* Begin GIVEN RECORDS *
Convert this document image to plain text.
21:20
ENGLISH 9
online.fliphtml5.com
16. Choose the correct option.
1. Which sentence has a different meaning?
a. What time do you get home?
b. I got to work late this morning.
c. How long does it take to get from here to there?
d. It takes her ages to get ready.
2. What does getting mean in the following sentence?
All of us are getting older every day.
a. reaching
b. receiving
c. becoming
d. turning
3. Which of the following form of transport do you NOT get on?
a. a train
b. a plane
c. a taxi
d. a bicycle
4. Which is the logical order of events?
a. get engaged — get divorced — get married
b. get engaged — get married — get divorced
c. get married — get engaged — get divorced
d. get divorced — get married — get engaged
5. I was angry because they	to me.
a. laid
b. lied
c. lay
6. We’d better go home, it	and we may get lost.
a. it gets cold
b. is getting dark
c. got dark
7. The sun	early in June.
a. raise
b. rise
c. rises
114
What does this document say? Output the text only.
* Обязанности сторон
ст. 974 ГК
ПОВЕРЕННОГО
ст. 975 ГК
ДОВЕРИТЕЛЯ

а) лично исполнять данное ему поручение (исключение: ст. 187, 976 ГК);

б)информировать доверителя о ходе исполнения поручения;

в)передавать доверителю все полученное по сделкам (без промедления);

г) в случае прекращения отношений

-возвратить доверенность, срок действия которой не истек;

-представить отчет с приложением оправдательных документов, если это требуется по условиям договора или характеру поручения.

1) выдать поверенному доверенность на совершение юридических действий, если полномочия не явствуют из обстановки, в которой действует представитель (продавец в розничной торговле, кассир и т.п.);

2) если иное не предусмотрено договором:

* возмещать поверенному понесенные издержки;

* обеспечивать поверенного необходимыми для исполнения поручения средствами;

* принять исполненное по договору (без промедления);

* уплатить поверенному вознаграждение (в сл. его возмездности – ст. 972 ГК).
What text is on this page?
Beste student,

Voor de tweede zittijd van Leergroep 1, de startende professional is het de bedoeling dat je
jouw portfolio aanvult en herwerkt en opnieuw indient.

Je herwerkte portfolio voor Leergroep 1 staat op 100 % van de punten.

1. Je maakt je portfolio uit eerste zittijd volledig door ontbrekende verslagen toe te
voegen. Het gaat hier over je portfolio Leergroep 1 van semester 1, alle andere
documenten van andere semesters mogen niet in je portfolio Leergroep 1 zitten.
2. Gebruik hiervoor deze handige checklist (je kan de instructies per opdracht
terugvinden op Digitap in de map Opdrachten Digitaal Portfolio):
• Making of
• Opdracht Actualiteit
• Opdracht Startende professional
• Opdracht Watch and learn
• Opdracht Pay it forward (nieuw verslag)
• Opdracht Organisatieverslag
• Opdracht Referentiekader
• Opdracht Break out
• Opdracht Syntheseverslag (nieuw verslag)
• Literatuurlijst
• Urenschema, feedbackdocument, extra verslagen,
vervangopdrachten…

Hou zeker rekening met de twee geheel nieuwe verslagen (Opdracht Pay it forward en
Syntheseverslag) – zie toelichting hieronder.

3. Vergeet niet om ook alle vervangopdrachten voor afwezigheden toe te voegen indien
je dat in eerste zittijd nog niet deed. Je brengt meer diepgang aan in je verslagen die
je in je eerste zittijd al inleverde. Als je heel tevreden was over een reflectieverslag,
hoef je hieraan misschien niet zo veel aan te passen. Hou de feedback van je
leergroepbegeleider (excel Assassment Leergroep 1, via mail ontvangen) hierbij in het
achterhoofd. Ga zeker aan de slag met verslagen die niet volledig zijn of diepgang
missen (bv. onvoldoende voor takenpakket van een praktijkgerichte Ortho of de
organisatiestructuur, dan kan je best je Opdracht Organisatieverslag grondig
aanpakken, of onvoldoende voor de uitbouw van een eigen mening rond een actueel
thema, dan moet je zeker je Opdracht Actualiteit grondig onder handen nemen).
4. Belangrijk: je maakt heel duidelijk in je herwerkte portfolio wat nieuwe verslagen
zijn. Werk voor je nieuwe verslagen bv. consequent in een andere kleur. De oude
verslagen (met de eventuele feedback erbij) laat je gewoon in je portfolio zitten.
* End GIVEN RECORDS *
● **TASK INSTRUCTIONS**
Gather and copy every line of the data in which the string "diepgang" is found.

● **THE COMPLETED TASK**
je dat in eerste zittijd nog niet deed. Je brengt meer diepgang aan in je verslagen die
achterhoofd. Ga zeker aan de slag met verslagen die niet volledig zijn of diepgang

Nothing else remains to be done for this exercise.